◆ **RECORDS SUPPLIED**:
/---

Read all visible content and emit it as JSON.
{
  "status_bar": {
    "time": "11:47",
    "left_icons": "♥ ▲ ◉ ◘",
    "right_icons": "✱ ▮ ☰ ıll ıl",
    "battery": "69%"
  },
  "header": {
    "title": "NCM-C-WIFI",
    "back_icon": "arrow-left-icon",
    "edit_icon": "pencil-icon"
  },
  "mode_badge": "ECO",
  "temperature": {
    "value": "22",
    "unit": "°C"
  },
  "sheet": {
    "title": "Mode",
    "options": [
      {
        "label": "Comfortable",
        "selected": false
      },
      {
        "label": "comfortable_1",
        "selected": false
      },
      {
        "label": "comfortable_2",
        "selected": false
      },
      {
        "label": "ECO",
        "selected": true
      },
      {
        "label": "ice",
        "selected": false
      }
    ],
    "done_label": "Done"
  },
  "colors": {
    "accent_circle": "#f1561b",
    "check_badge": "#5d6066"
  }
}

\---

◆ **EXERCISE**: Transcribe all entries exactly as they are given.

◆ **TASK RESPONSE**:
Read all visible content and emit it as JSON.
{
  "status_bar": {
    "time": "11:47",
    "left_icons": "♥ ▲ ◉ ◘",
    "right_icons": "✱ ▮ ☰ ıll ıl",
    "battery": "69%"
  },
  "header": {
    "title": "NCM-C-WIFI",
    "back_icon": "arrow-left-icon",
    "edit_icon": "pencil-icon"
  },
  "mode_badge": "ECO",
  "temperature": {
    "value": "22",
    "unit": "°C"
  },
  "sheet": {
    "title": "Mode",
    "options": [
      {
        "label": "Comfortable",
        "selected": false
      },
      {
        "label": "comfortable_1",
        "selected": false
      },
      {
        "label": "comfortable_2",
        "selected": false
      },
      {
        "label": "ECO",
        "selected": true
      },
      {
        "label": "ice",
        "selected": false
      }
    ],
    "done_label": "Done"
  },
  "colors": {
    "accent_circle": "#f1561b",
    "check_badge": "#5d6066"
  }
}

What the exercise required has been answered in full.